Excerpt:
This hasn't happened to me before. But I know about discrimination. All Indians do. In Delhi, a friend found it hard at times to get accommodation. Everything would go fine, then he would say his name. Javed. His identity as a Muslim revealed, the landlord would find an excuse to back out of the deal.
It is appalling, then and now, but it's passing. Because kindness eventually blunts anger. In my hunt for a flat, so many strangers befriended me, went out of their way, put up with my questions.
The people I met were Chinese, Indian, Christian, Muslim. I am only identifying them by race, by religion, so you know it was a wide variety. Fact is, that's not how I see them or how they saw me. They saw me as a human being. A person. A tall, chin-less man with ugly sandals.
I like that. The best teacher I ever had, a man with a grey beard and a heart as big as Africa, told me this all the time. He happens to be my father. Early on he taught me the ugliness of prejudice and the beauty of acceptance. Not tolerance, but acceptance. There is a difference.

What is needed:
Answer these questions about the excerpt, one per line:
1. What was the name of the friend in Delhi who sometimes struggled to find accommodation?
2. Which two religions are named among the people met during the flat hunt?
3. Who was the best teacher the writer ever had?

Recorded data:

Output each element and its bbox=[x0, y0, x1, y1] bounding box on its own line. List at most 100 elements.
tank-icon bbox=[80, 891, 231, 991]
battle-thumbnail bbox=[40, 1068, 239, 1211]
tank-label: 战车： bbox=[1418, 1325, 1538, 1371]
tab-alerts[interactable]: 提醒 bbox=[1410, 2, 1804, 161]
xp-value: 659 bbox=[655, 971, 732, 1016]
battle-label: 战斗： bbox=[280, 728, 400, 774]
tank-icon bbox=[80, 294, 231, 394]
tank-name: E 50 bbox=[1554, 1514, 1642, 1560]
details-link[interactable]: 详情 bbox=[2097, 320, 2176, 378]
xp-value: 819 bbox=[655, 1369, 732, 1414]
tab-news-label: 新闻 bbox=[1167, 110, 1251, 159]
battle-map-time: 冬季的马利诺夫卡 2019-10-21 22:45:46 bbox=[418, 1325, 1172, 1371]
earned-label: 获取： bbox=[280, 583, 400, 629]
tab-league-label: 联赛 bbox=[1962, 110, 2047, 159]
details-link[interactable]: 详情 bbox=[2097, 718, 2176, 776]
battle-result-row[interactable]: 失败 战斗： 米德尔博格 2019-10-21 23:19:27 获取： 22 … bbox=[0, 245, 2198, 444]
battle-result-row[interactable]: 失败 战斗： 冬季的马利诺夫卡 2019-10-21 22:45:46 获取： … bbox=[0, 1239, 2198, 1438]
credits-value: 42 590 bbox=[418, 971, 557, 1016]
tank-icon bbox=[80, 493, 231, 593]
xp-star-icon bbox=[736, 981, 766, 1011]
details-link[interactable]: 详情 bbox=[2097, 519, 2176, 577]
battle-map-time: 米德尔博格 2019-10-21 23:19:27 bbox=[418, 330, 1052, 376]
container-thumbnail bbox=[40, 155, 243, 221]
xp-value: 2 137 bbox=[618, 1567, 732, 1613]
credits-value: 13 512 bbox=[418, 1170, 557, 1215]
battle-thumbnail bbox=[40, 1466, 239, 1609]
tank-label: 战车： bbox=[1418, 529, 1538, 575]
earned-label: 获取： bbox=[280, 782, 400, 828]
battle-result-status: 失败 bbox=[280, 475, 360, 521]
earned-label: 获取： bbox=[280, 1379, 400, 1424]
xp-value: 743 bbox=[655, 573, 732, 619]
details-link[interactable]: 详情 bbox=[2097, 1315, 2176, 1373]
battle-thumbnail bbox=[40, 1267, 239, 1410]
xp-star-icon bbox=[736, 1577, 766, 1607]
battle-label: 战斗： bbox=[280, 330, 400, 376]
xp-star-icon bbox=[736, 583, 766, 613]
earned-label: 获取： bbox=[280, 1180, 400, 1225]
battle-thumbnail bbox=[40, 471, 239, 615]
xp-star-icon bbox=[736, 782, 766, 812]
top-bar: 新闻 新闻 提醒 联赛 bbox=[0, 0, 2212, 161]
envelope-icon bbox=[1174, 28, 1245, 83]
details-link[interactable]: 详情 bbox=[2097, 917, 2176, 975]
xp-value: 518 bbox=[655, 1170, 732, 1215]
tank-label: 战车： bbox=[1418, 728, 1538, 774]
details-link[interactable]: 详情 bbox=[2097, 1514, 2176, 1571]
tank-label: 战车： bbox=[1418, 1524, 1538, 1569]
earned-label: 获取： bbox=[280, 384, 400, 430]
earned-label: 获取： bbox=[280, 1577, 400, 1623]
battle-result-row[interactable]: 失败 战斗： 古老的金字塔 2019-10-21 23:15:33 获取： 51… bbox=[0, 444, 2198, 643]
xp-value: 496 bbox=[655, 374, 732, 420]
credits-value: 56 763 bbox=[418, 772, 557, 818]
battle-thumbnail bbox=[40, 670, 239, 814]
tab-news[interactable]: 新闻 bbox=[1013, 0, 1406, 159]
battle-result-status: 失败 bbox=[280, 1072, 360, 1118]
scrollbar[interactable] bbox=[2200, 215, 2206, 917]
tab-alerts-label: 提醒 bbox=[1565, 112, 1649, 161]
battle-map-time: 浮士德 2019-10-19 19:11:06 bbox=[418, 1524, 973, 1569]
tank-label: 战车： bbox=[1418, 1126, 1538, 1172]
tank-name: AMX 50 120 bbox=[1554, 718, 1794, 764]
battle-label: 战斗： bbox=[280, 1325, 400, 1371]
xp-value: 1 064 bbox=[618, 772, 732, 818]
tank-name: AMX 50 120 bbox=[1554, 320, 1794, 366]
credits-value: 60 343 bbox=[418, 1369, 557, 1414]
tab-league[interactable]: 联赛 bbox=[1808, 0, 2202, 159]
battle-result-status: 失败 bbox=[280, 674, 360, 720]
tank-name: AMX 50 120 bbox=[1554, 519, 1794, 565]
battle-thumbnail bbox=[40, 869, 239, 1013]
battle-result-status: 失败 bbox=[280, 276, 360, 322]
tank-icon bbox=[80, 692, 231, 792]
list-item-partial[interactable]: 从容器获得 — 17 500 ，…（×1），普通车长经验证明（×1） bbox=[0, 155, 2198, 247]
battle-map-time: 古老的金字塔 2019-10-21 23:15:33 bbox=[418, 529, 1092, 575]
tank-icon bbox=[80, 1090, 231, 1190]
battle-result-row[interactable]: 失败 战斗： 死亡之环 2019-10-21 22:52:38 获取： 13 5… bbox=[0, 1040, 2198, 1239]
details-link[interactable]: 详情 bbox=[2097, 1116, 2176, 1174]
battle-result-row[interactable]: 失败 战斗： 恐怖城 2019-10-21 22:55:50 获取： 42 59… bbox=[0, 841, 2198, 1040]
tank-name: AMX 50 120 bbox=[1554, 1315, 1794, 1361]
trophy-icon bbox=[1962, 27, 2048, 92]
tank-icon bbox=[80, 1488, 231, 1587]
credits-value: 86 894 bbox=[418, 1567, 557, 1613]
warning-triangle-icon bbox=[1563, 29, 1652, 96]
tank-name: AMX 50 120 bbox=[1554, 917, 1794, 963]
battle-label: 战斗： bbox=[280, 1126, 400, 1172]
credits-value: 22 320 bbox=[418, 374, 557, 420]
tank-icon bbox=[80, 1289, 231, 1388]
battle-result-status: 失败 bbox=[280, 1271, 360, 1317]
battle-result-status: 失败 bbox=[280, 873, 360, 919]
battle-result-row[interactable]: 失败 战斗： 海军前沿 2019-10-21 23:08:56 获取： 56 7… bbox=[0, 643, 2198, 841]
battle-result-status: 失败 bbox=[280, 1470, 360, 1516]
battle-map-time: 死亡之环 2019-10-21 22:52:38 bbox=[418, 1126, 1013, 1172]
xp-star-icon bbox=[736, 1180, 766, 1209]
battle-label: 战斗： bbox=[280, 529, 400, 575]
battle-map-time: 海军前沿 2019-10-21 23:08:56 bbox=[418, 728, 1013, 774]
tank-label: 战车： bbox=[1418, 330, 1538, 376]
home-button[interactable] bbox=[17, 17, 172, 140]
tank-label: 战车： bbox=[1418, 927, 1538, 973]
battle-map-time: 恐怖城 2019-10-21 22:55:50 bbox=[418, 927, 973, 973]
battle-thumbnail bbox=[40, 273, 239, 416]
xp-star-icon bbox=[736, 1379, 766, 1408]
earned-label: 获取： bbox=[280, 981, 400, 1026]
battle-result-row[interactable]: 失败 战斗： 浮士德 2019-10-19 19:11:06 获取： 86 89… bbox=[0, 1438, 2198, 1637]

Solution to the exercise:
1. Javed
2. Christian and Muslim
3. The writer's father